[Figure collection entries]
** BEGIN **

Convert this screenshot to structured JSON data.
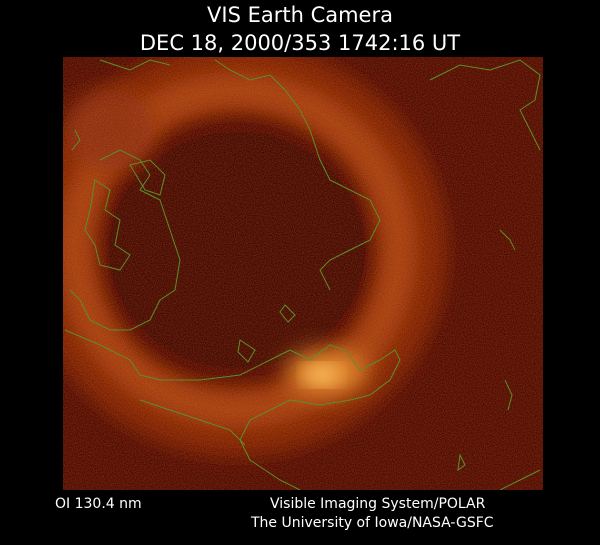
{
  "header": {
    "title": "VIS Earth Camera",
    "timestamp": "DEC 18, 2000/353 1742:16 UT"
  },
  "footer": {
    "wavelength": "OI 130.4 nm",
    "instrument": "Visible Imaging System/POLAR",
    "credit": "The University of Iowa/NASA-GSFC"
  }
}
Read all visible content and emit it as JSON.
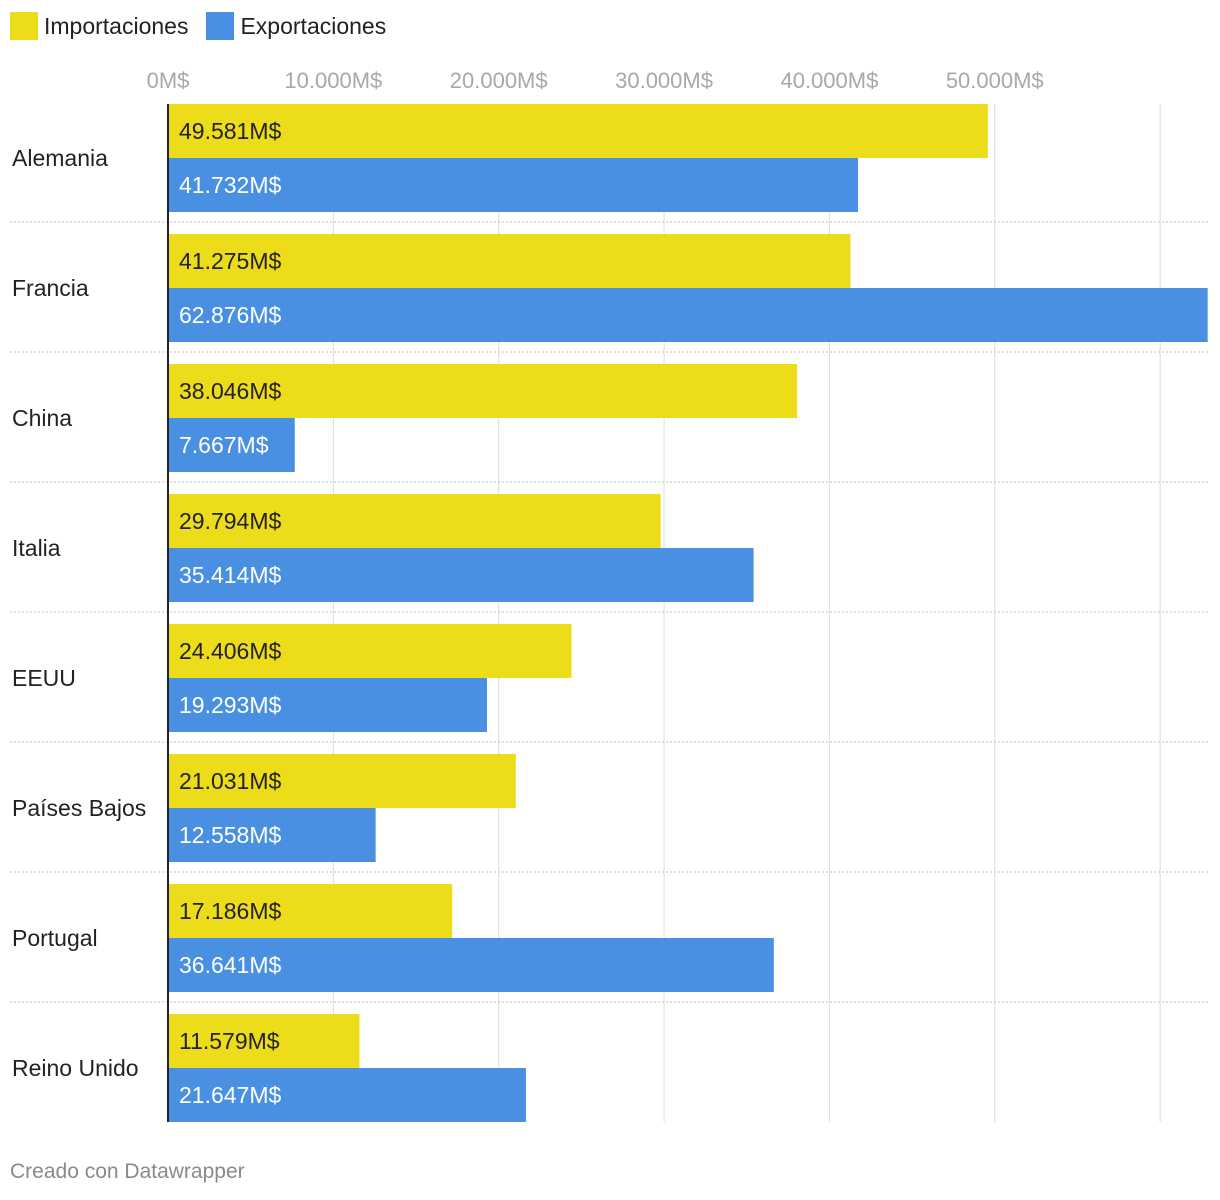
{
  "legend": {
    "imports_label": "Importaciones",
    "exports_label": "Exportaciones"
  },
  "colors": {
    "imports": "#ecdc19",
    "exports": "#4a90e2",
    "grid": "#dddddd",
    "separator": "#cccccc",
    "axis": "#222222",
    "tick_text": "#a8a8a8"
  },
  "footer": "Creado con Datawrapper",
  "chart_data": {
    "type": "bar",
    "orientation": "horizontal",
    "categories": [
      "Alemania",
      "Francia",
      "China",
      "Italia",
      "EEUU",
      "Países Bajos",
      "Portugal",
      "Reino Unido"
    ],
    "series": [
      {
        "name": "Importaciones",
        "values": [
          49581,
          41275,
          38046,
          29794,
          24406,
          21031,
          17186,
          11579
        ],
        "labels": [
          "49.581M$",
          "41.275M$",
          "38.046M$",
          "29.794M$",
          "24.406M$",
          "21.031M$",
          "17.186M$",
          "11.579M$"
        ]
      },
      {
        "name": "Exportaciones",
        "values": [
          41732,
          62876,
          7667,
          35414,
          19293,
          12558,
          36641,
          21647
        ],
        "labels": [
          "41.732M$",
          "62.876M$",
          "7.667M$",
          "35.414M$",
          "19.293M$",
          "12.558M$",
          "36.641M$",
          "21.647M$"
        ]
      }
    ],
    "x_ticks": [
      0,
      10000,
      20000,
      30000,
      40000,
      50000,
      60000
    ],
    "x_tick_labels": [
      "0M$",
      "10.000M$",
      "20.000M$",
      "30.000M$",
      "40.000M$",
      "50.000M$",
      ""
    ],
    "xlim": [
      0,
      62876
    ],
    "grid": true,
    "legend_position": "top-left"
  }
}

** END **

- _Set task_
Every line of the data above should be quoted exactly. Omit the pictures.

- _Result below_
Convert this screenshot to structured JSON data.
{
  "header": {
    "title": "VIS Earth Camera",
    "timestamp": "DEC 18, 2000/353 1742:16 UT"
  },
  "footer": {
    "wavelength": "OI 130.4 nm",
    "instrument": "Visible Imaging System/POLAR",
    "credit": "The University of Iowa/NASA-GSFC"
  }
}
Read all visible content and emit it as JSON.
{
  "legend": {
    "imports_label": "Importaciones",
    "exports_label": "Exportaciones"
  },
  "colors": {
    "imports": "#ecdc19",
    "exports": "#4a90e2",
    "grid": "#dddddd",
    "separator": "#cccccc",
    "axis": "#222222",
    "tick_text": "#a8a8a8"
  },
  "footer": "Creado con Datawrapper",
  "chart_data": {
    "type": "bar",
    "orientation": "horizontal",
    "categories": [
      "Alemania",
      "Francia",
      "China",
      "Italia",
      "EEUU",
      "Países Bajos",
      "Portugal",
      "Reino Unido"
    ],
    "series": [
      {
        "name": "Importaciones",
        "values": [
          49581,
          41275,
          38046,
          29794,
          24406,
          21031,
          17186,
          11579
        ],
        "labels": [
          "49.581M$",
          "41.275M$",
          "38.046M$",
          "29.794M$",
          "24.406M$",
          "21.031M$",
          "17.186M$",
          "11.579M$"
        ]
      },
      {
        "name": "Exportaciones",
        "values": [
          41732,
          62876,
          7667,
          35414,
          19293,
          12558,
          36641,
          21647
        ],
        "labels": [
          "41.732M$",
          "62.876M$",
          "7.667M$",
          "35.414M$",
          "19.293M$",
          "12.558M$",
          "36.641M$",
          "21.647M$"
        ]
      }
    ],
    "x_ticks": [
      0,
      10000,
      20000,
      30000,
      40000,
      50000,
      60000
    ],
    "x_tick_labels": [
      "0M$",
      "10.000M$",
      "20.000M$",
      "30.000M$",
      "40.000M$",
      "50.000M$",
      ""
    ],
    "xlim": [
      0,
      62876
    ],
    "grid": true,
    "legend_position": "top-left"
  }
}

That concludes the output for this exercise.